▶ **What this task involves**
Return every record verbatim.

▶ **Data supplied**
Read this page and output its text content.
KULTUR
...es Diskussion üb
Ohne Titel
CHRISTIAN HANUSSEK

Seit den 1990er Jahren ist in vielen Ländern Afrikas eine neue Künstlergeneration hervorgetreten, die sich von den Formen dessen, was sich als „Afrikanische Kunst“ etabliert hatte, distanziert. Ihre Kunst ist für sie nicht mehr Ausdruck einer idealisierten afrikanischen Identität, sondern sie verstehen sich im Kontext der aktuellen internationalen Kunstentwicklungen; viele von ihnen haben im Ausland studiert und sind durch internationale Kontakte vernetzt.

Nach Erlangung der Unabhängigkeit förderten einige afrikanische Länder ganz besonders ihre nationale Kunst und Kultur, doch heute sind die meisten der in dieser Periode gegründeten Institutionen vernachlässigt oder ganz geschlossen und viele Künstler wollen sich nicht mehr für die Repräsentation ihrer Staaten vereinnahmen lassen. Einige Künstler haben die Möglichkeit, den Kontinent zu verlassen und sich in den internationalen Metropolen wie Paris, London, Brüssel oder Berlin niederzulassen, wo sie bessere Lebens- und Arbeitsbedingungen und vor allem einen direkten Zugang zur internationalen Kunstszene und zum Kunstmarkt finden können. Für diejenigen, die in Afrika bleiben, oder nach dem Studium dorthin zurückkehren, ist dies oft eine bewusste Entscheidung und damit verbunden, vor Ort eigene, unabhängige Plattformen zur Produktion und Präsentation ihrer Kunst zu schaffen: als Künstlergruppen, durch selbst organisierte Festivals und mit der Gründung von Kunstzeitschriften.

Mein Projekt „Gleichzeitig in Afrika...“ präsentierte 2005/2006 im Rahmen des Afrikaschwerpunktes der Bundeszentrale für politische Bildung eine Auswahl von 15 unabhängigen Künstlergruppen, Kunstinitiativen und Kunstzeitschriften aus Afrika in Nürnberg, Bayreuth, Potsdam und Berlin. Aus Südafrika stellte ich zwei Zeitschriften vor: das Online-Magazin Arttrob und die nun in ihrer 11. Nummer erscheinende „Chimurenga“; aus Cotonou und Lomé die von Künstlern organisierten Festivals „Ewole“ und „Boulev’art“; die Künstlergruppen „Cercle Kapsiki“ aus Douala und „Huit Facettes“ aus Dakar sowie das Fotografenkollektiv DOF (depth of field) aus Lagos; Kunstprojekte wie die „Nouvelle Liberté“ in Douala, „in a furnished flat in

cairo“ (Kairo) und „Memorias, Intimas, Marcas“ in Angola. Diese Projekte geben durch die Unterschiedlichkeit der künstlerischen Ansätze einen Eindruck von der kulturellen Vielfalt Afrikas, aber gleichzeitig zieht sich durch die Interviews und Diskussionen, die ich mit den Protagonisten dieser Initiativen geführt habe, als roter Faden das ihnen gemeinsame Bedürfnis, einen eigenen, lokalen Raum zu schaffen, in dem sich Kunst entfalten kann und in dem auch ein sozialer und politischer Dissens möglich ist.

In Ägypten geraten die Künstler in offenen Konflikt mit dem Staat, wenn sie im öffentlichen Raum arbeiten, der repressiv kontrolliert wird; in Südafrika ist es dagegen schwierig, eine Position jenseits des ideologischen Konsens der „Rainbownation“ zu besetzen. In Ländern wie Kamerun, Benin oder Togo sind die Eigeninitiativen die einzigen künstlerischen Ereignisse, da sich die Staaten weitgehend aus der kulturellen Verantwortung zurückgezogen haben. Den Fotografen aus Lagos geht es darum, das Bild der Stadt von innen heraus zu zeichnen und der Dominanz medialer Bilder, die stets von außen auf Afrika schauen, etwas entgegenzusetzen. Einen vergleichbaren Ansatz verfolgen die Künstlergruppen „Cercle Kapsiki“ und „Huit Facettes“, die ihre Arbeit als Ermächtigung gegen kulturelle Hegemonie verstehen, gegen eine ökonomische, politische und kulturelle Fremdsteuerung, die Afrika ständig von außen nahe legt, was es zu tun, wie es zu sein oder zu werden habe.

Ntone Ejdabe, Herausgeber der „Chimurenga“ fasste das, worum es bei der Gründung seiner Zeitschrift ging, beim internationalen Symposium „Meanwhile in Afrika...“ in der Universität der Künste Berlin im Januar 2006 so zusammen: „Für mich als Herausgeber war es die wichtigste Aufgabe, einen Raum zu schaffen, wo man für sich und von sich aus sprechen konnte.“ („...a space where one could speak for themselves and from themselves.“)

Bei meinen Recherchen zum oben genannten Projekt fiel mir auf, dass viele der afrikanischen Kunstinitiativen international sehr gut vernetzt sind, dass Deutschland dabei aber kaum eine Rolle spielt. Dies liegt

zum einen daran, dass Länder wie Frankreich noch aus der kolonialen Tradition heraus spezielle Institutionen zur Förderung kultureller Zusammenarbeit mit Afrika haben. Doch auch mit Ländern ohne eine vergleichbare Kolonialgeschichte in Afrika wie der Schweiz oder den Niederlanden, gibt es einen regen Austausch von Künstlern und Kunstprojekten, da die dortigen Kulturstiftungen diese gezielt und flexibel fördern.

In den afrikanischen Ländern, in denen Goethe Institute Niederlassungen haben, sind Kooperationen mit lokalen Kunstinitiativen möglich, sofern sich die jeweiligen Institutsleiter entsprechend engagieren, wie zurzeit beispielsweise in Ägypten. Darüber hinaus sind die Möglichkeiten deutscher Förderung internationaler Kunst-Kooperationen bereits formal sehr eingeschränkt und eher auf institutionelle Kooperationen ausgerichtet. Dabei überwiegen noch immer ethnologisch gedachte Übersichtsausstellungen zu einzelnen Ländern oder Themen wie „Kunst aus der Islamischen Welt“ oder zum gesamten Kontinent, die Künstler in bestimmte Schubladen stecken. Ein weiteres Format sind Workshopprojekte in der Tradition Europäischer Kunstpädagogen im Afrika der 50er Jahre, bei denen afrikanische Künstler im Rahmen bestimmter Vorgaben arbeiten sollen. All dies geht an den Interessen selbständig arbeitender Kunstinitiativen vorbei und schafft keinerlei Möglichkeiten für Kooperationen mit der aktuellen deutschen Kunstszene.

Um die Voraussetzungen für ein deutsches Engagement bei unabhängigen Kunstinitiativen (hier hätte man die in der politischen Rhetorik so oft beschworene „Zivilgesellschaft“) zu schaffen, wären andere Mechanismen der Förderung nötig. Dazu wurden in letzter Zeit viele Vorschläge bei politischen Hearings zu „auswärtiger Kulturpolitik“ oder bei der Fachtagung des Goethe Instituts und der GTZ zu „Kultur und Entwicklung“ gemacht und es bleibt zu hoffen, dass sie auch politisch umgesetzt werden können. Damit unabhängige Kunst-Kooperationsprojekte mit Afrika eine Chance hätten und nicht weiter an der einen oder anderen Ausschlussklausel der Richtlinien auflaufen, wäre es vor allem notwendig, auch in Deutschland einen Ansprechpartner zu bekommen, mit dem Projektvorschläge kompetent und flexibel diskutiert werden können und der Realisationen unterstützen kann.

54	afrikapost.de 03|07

▶ **Solution for this task**
Read this page and output its text content.
KULTUR
...es Diskussion üb
Ohne Titel
CHRISTIAN HANUSSEK

Seit den 1990er Jahren ist in vielen Ländern Afrikas eine neue Künstlergeneration hervorgetreten, die sich von den Formen dessen, was sich als „Afrikanische Kunst“ etabliert hatte, distanziert. Ihre Kunst ist für sie nicht mehr Ausdruck einer idealisierten afrikanischen Identität, sondern sie verstehen sich im Kontext der aktuellen internationalen Kunstentwicklungen; viele von ihnen haben im Ausland studiert und sind durch internationale Kontakte vernetzt.

Nach Erlangung der Unabhängigkeit förderten einige afrikanische Länder ganz besonders ihre nationale Kunst und Kultur, doch heute sind die meisten der in dieser Periode gegründeten Institutionen vernachlässigt oder ganz geschlossen und viele Künstler wollen sich nicht mehr für die Repräsentation ihrer Staaten vereinnahmen lassen. Einige Künstler haben die Möglichkeit, den Kontinent zu verlassen und sich in den internationalen Metropolen wie Paris, London, Brüssel oder Berlin niederzulassen, wo sie bessere Lebens- und Arbeitsbedingungen und vor allem einen direkten Zugang zur internationalen Kunstszene und zum Kunstmarkt finden können. Für diejenigen, die in Afrika bleiben, oder nach dem Studium dorthin zurückkehren, ist dies oft eine bewusste Entscheidung und damit verbunden, vor Ort eigene, unabhängige Plattformen zur Produktion und Präsentation ihrer Kunst zu schaffen: als Künstlergruppen, durch selbst organisierte Festivals und mit der Gründung von Kunstzeitschriften.

Mein Projekt „Gleichzeitig in Afrika...“ präsentierte 2005/2006 im Rahmen des Afrikaschwerpunktes der Bundeszentrale für politische Bildung eine Auswahl von 15 unabhängigen Künstlergruppen, Kunstinitiativen und Kunstzeitschriften aus Afrika in Nürnberg, Bayreuth, Potsdam und Berlin. Aus Südafrika stellte ich zwei Zeitschriften vor: das Online-Magazin Arttrob und die nun in ihrer 11. Nummer erscheinende „Chimurenga“; aus Cotonou und Lomé die von Künstlern organisierten Festivals „Ewole“ und „Boulev’art“; die Künstlergruppen „Cercle Kapsiki“ aus Douala und „Huit Facettes“ aus Dakar sowie das Fotografenkollektiv DOF (depth of field) aus Lagos; Kunstprojekte wie die „Nouvelle Liberté“ in Douala, „in a furnished flat in

cairo“ (Kairo) und „Memorias, Intimas, Marcas“ in Angola. Diese Projekte geben durch die Unterschiedlichkeit der künstlerischen Ansätze einen Eindruck von der kulturellen Vielfalt Afrikas, aber gleichzeitig zieht sich durch die Interviews und Diskussionen, die ich mit den Protagonisten dieser Initiativen geführt habe, als roter Faden das ihnen gemeinsame Bedürfnis, einen eigenen, lokalen Raum zu schaffen, in dem sich Kunst entfalten kann und in dem auch ein sozialer und politischer Dissens möglich ist.

In Ägypten geraten die Künstler in offenen Konflikt mit dem Staat, wenn sie im öffentlichen Raum arbeiten, der repressiv kontrolliert wird; in Südafrika ist es dagegen schwierig, eine Position jenseits des ideologischen Konsens der „Rainbownation“ zu besetzen. In Ländern wie Kamerun, Benin oder Togo sind die Eigeninitiativen die einzigen künstlerischen Ereignisse, da sich die Staaten weitgehend aus der kulturellen Verantwortung zurückgezogen haben. Den Fotografen aus Lagos geht es darum, das Bild der Stadt von innen heraus zu zeichnen und der Dominanz medialer Bilder, die stets von außen auf Afrika schauen, etwas entgegenzusetzen. Einen vergleichbaren Ansatz verfolgen die Künstlergruppen „Cercle Kapsiki“ und „Huit Facettes“, die ihre Arbeit als Ermächtigung gegen kulturelle Hegemonie verstehen, gegen eine ökonomische, politische und kulturelle Fremdsteuerung, die Afrika ständig von außen nahe legt, was es zu tun, wie es zu sein oder zu werden habe.

Ntone Ejdabe, Herausgeber der „Chimurenga“ fasste das, worum es bei der Gründung seiner Zeitschrift ging, beim internationalen Symposium „Meanwhile in Afrika...“ in der Universität der Künste Berlin im Januar 2006 so zusammen: „Für mich als Herausgeber war es die wichtigste Aufgabe, einen Raum zu schaffen, wo man für sich und von sich aus sprechen konnte.“ („...a space where one could speak for themselves and from themselves.“)

Bei meinen Recherchen zum oben genannten Projekt fiel mir auf, dass viele der afrikanischen Kunstinitiativen international sehr gut vernetzt sind, dass Deutschland dabei aber kaum eine Rolle spielt. Dies liegt

zum einen daran, dass Länder wie Frankreich noch aus der kolonialen Tradition heraus spezielle Institutionen zur Förderung kultureller Zusammenarbeit mit Afrika haben. Doch auch mit Ländern ohne eine vergleichbare Kolonialgeschichte in Afrika wie der Schweiz oder den Niederlanden, gibt es einen regen Austausch von Künstlern und Kunstprojekten, da die dortigen Kulturstiftungen diese gezielt und flexibel fördern.

In den afrikanischen Ländern, in denen Goethe Institute Niederlassungen haben, sind Kooperationen mit lokalen Kunstinitiativen möglich, sofern sich die jeweiligen Institutsleiter entsprechend engagieren, wie zurzeit beispielsweise in Ägypten. Darüber hinaus sind die Möglichkeiten deutscher Förderung internationaler Kunst-Kooperationen bereits formal sehr eingeschränkt und eher auf institutionelle Kooperationen ausgerichtet. Dabei überwiegen noch immer ethnologisch gedachte Übersichtsausstellungen zu einzelnen Ländern oder Themen wie „Kunst aus der Islamischen Welt“ oder zum gesamten Kontinent, die Künstler in bestimmte Schubladen stecken. Ein weiteres Format sind Workshopprojekte in der Tradition Europäischer Kunstpädagogen im Afrika der 50er Jahre, bei denen afrikanische Künstler im Rahmen bestimmter Vorgaben arbeiten sollen. All dies geht an den Interessen selbständig arbeitender Kunstinitiativen vorbei und schafft keinerlei Möglichkeiten für Kooperationen mit der aktuellen deutschen Kunstszene.

Um die Voraussetzungen für ein deutsches Engagement bei unabhängigen Kunstinitiativen (hier hätte man die in der politischen Rhetorik so oft beschworene „Zivilgesellschaft“) zu schaffen, wären andere Mechanismen der Förderung nötig. Dazu wurden in letzter Zeit viele Vorschläge bei politischen Hearings zu „auswärtiger Kulturpolitik“ oder bei der Fachtagung des Goethe Instituts und der GTZ zu „Kultur und Entwicklung“ gemacht und es bleibt zu hoffen, dass sie auch politisch umgesetzt werden können. Damit unabhängige Kunst-Kooperationsprojekte mit Afrika eine Chance hätten und nicht weiter an der einen oder anderen Ausschlussklausel der Richtlinien auflaufen, wäre es vor allem notwendig, auch in Deutschland einen Ansprechpartner zu bekommen, mit dem Projektvorschläge kompetent und flexibel diskutiert werden können und der Realisationen unterstützen kann.

54	afrikapost.de 03|07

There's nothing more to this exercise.